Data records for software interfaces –
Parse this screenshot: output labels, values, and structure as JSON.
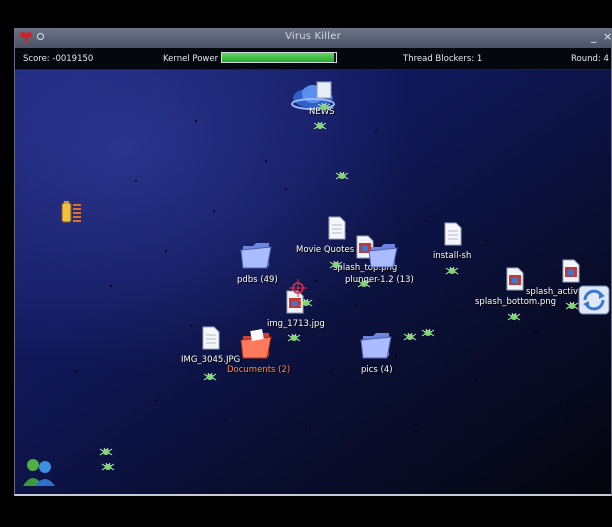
{
  "window": {
    "title": "Virus Killer",
    "minimize_glyph": "_",
    "close_glyph": "×"
  },
  "hud": {
    "score": "Score: -0019150",
    "kernel_power_label": "Kernel Power",
    "kernel_power_fraction": 0.98,
    "thread_blockers": "Thread Blockers: 1",
    "round": "Round: 4"
  },
  "icons": {
    "news": "NEWS",
    "pdbs": "pdbs (49)",
    "movie_quotes": "Movie Quotes",
    "splash_top": "splash_top.png",
    "plunger": "plunger-1.2 (13)",
    "install": "install-sh",
    "img_1713": "img_1713.jpg",
    "splash_bottom": "splash_bottom.png",
    "splash_active": "splash_active",
    "img_3045": "IMG_3045.JPG",
    "documents": "Documents (2)",
    "pics": "pics (4)"
  },
  "colors": {
    "selected_label": "#ff8a50",
    "power_fill": "#3cc23c",
    "folder_blue": "#8aa4ff",
    "folder_selected": "#ff6a4a",
    "virus_green": "#7fd86f"
  },
  "icon_names": [
    "folder-icon",
    "image-file-icon",
    "text-file-icon",
    "virus-bug-icon",
    "crosshair-icon",
    "battery-icon",
    "people-icon",
    "recycle-icon"
  ]
}
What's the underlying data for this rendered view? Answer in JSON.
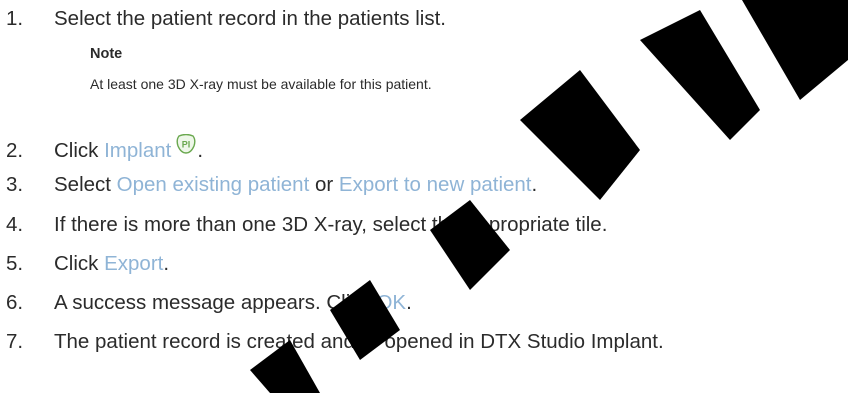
{
  "steps": [
    {
      "num": "1.",
      "parts": [
        {
          "text": "Select the patient record in the patients list."
        }
      ]
    },
    {
      "num": "2.",
      "parts": [
        {
          "text": "Click "
        },
        {
          "text": "Implant",
          "hl": true
        },
        {
          "icon": "pi"
        },
        {
          "text": "."
        }
      ]
    },
    {
      "num": "3.",
      "parts": [
        {
          "text": "Select "
        },
        {
          "text": "Open existing patient",
          "hl": true
        },
        {
          "text": " or "
        },
        {
          "text": "Export to new patient",
          "hl": true
        },
        {
          "text": "."
        }
      ]
    },
    {
      "num": "4.",
      "parts": [
        {
          "text": "If there is more than one 3D X-ray, select the appropriate tile."
        }
      ]
    },
    {
      "num": "5.",
      "parts": [
        {
          "text": "Click "
        },
        {
          "text": "Export",
          "hl": true
        },
        {
          "text": "."
        }
      ]
    },
    {
      "num": "6.",
      "parts": [
        {
          "text": "A success message appears. Click "
        },
        {
          "text": "OK",
          "hl": true
        },
        {
          "text": "."
        }
      ]
    },
    {
      "num": "7.",
      "parts": [
        {
          "text": "The patient record is created and/or opened in DTX Studio Implant."
        }
      ]
    }
  ],
  "note": {
    "title": "Note",
    "text": "At least one 3D X-ray must be available for this patient."
  },
  "icons": {
    "implant": {
      "name": "implant-pi-icon",
      "glyph": "PI",
      "color": "#6aa84f"
    }
  },
  "colors": {
    "text": "#2b2b2b",
    "highlight": "#8fb4d6",
    "watermark": "#000000"
  }
}
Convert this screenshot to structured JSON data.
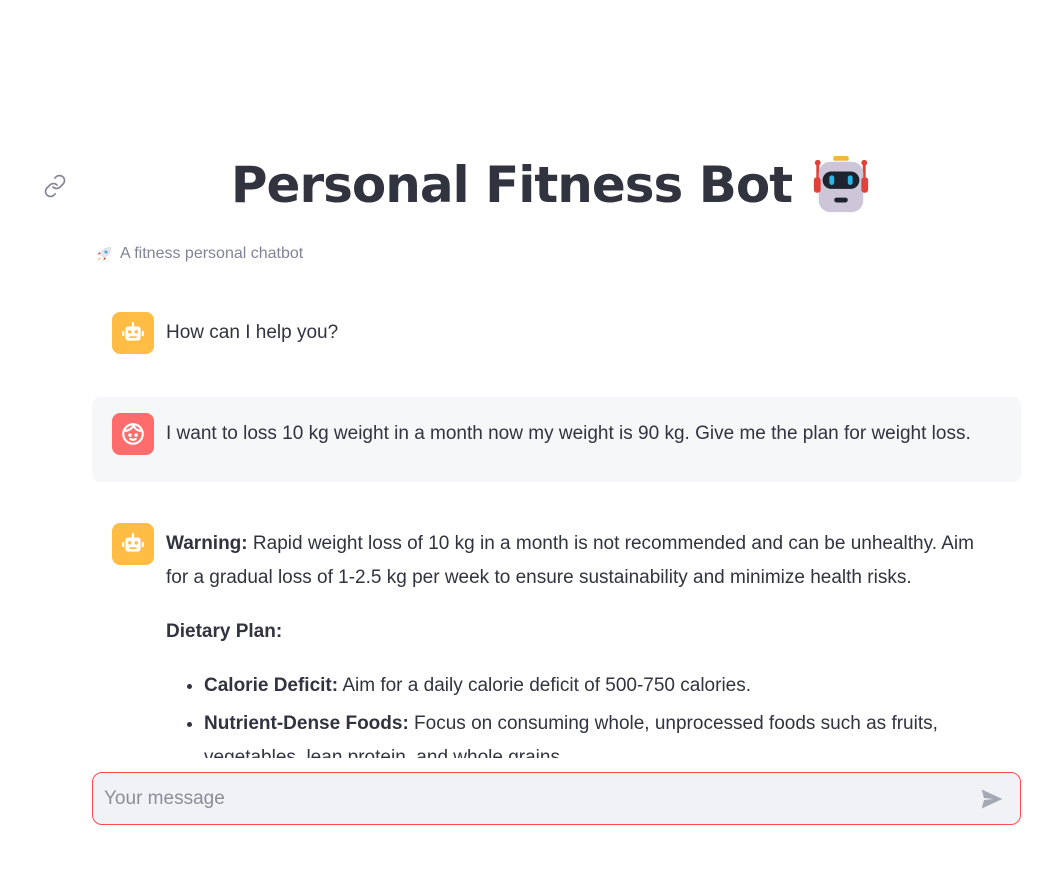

Problem to solve – The entries above, without their pictures, should be written out exactly.

Solution for this task –
Parse this screenshot: output labels, values, and structure as JSON.
{
  "window": {
    "title": "Virus Killer",
    "minimize_glyph": "_",
    "close_glyph": "×"
  },
  "hud": {
    "score": "Score: -0019150",
    "kernel_power_label": "Kernel Power",
    "kernel_power_fraction": 0.98,
    "thread_blockers": "Thread Blockers: 1",
    "round": "Round: 4"
  },
  "icons": {
    "news": "NEWS",
    "pdbs": "pdbs (49)",
    "movie_quotes": "Movie Quotes",
    "splash_top": "splash_top.png",
    "plunger": "plunger-1.2 (13)",
    "install": "install-sh",
    "img_1713": "img_1713.jpg",
    "splash_bottom": "splash_bottom.png",
    "splash_active": "splash_active",
    "img_3045": "IMG_3045.JPG",
    "documents": "Documents (2)",
    "pics": "pics (4)"
  },
  "colors": {
    "selected_label": "#ff8a50",
    "power_fill": "#3cc23c",
    "folder_blue": "#8aa4ff",
    "folder_selected": "#ff6a4a",
    "virus_green": "#7fd86f"
  },
  "icon_names": [
    "folder-icon",
    "image-file-icon",
    "text-file-icon",
    "virus-bug-icon",
    "crosshair-icon",
    "battery-icon",
    "people-icon",
    "recycle-icon"
  ]
}
What's the underlying data for this rendered view? Answer in JSON.
{
  "steps": [
    {
      "num": "1.",
      "parts": [
        {
          "text": "Select the patient record in the patients list."
        }
      ]
    },
    {
      "num": "2.",
      "parts": [
        {
          "text": "Click "
        },
        {
          "text": "Implant",
          "hl": true
        },
        {
          "icon": "pi"
        },
        {
          "text": "."
        }
      ]
    },
    {
      "num": "3.",
      "parts": [
        {
          "text": "Select "
        },
        {
          "text": "Open existing patient",
          "hl": true
        },
        {
          "text": " or "
        },
        {
          "text": "Export to new patient",
          "hl": true
        },
        {
          "text": "."
        }
      ]
    },
    {
      "num": "4.",
      "parts": [
        {
          "text": "If there is more than one 3D X-ray, select the appropriate tile."
        }
      ]
    },
    {
      "num": "5.",
      "parts": [
        {
          "text": "Click "
        },
        {
          "text": "Export",
          "hl": true
        },
        {
          "text": "."
        }
      ]
    },
    {
      "num": "6.",
      "parts": [
        {
          "text": "A success message appears. Click "
        },
        {
          "text": "OK",
          "hl": true
        },
        {
          "text": "."
        }
      ]
    },
    {
      "num": "7.",
      "parts": [
        {
          "text": "The patient record is created and/or opened in DTX Studio Implant."
        }
      ]
    }
  ],
  "note": {
    "title": "Note",
    "text": "At least one 3D X-ray must be available for this patient."
  },
  "icons": {
    "implant": {
      "name": "implant-pi-icon",
      "glyph": "PI",
      "color": "#6aa84f"
    }
  },
  "colors": {
    "text": "#2b2b2b",
    "highlight": "#8fb4d6",
    "watermark": "#000000"
  }
}
Convert this screenshot to structured JSON data.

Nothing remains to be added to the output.